▸ **Task brief**: All of the material below is to be retyped exactly.

>> BEGIN Records provided

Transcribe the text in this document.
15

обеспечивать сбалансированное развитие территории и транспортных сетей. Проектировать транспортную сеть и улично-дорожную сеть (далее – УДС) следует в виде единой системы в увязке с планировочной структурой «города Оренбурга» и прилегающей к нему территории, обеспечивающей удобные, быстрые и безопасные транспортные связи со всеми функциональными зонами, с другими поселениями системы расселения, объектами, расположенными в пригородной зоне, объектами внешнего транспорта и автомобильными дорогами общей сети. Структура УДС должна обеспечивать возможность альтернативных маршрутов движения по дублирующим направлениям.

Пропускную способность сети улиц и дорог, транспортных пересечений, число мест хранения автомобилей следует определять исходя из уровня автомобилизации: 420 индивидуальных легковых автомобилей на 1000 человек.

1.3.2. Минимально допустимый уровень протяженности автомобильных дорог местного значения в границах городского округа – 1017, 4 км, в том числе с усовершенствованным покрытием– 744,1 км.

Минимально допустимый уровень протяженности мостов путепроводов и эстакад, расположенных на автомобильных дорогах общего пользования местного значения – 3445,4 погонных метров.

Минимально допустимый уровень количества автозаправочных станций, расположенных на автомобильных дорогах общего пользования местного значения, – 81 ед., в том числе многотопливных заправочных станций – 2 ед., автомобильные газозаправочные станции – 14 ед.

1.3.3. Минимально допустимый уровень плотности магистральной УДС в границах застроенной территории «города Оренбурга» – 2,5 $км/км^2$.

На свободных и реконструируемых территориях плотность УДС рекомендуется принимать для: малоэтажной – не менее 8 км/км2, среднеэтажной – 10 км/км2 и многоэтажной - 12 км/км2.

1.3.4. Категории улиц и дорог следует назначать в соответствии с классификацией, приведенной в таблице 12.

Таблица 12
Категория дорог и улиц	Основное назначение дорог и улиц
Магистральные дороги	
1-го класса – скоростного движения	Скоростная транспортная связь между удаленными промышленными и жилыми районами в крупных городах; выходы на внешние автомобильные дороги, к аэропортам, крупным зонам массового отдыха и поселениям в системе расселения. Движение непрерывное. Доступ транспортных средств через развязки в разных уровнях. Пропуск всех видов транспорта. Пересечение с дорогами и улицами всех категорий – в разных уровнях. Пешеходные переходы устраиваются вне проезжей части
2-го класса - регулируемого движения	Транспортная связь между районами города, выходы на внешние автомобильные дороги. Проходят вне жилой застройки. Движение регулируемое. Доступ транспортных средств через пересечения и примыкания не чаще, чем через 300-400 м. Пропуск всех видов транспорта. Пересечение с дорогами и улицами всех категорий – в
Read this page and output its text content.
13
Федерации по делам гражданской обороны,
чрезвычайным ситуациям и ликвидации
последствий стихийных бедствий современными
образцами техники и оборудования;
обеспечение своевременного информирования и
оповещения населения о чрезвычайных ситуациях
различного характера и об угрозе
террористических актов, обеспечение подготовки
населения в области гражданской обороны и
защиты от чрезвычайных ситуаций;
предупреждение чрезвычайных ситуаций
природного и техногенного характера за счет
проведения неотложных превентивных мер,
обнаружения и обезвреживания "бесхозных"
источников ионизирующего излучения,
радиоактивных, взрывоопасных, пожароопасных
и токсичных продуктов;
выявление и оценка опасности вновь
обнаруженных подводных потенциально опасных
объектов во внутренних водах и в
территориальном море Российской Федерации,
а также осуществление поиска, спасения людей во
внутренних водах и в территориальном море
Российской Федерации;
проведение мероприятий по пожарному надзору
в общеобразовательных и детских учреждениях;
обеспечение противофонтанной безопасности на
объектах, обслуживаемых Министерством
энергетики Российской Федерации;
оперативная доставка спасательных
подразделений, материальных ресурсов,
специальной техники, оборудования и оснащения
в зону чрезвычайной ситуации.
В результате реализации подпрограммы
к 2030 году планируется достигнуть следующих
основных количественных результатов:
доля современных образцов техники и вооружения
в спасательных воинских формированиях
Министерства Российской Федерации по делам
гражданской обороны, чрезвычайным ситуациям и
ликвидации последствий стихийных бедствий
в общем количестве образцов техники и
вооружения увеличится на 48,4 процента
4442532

>> END Records provided

▸ **Result below**:
Transcribe the text in this document.
15

обеспечивать сбалансированное развитие территории и транспортных сетей. Проектировать транспортную сеть и улично-дорожную сеть (далее – УДС) следует в виде единой системы в увязке с планировочной структурой «города Оренбурга» и прилегающей к нему территории, обеспечивающей удобные, быстрые и безопасные транспортные связи со всеми функциональными зонами, с другими поселениями системы расселения, объектами, расположенными в пригородной зоне, объектами внешнего транспорта и автомобильными дорогами общей сети. Структура УДС должна обеспечивать возможность альтернативных маршрутов движения по дублирующим направлениям.

Пропускную способность сети улиц и дорог, транспортных пересечений, число мест хранения автомобилей следует определять исходя из уровня автомобилизации: 420 индивидуальных легковых автомобилей на 1000 человек.

1.3.2. Минимально допустимый уровень протяженности автомобильных дорог местного значения в границах городского округа – 1017, 4 км, в том числе с усовершенствованным покрытием– 744,1 км.

Минимально допустимый уровень протяженности мостов путепроводов и эстакад, расположенных на автомобильных дорогах общего пользования местного значения – 3445,4 погонных метров.

Минимально допустимый уровень количества автозаправочных станций, расположенных на автомобильных дорогах общего пользования местного значения, – 81 ед., в том числе многотопливных заправочных станций – 2 ед., автомобильные газозаправочные станции – 14 ед.

1.3.3. Минимально допустимый уровень плотности магистральной УДС в границах застроенной территории «города Оренбурга» – 2,5 $км/км^2$.

На свободных и реконструируемых территориях плотность УДС рекомендуется принимать для: малоэтажной – не менее 8 км/км2, среднеэтажной – 10 км/км2 и многоэтажной - 12 км/км2.

1.3.4. Категории улиц и дорог следует назначать в соответствии с классификацией, приведенной в таблице 12.

Таблица 12
Категория дорог и улиц	Основное назначение дорог и улиц
Магистральные дороги	
1-го класса – скоростного движения	Скоростная транспортная связь между удаленными промышленными и жилыми районами в крупных городах; выходы на внешние автомобильные дороги, к аэропортам, крупным зонам массового отдыха и поселениям в системе расселения. Движение непрерывное. Доступ транспортных средств через развязки в разных уровнях. Пропуск всех видов транспорта. Пересечение с дорогами и улицами всех категорий – в разных уровнях. Пешеходные переходы устраиваются вне проезжей части
2-го класса - регулируемого движения	Транспортная связь между районами города, выходы на внешние автомобильные дороги. Проходят вне жилой застройки. Движение регулируемое. Доступ транспортных средств через пересечения и примыкания не чаще, чем через 300-400 м. Пропуск всех видов транспорта. Пересечение с дорогами и улицами всех категорий – в
Read this page and output its text content.
13
Федерации по делам гражданской обороны,
чрезвычайным ситуациям и ликвидации
последствий стихийных бедствий современными
образцами техники и оборудования;
обеспечение своевременного информирования и
оповещения населения о чрезвычайных ситуациях
различного характера и об угрозе
террористических актов, обеспечение подготовки
населения в области гражданской обороны и
защиты от чрезвычайных ситуаций;
предупреждение чрезвычайных ситуаций
природного и техногенного характера за счет
проведения неотложных превентивных мер,
обнаружения и обезвреживания "бесхозных"
источников ионизирующего излучения,
радиоактивных, взрывоопасных, пожароопасных
и токсичных продуктов;
выявление и оценка опасности вновь
обнаруженных подводных потенциально опасных
объектов во внутренних водах и в
территориальном море Российской Федерации,
а также осуществление поиска, спасения людей во
внутренних водах и в территориальном море
Российской Федерации;
проведение мероприятий по пожарному надзору
в общеобразовательных и детских учреждениях;
обеспечение противофонтанной безопасности на
объектах, обслуживаемых Министерством
энергетики Российской Федерации;
оперативная доставка спасательных
подразделений, материальных ресурсов,
специальной техники, оборудования и оснащения
в зону чрезвычайной ситуации.
В результате реализации подпрограммы
к 2030 году планируется достигнуть следующих
основных количественных результатов:
доля современных образцов техники и вооружения
в спасательных воинских формированиях
Министерства Российской Федерации по делам
гражданской обороны, чрезвычайным ситуациям и
ликвидации последствий стихийных бедствий
в общем количестве образцов техники и
вооружения увеличится на 48,4 процента
4442532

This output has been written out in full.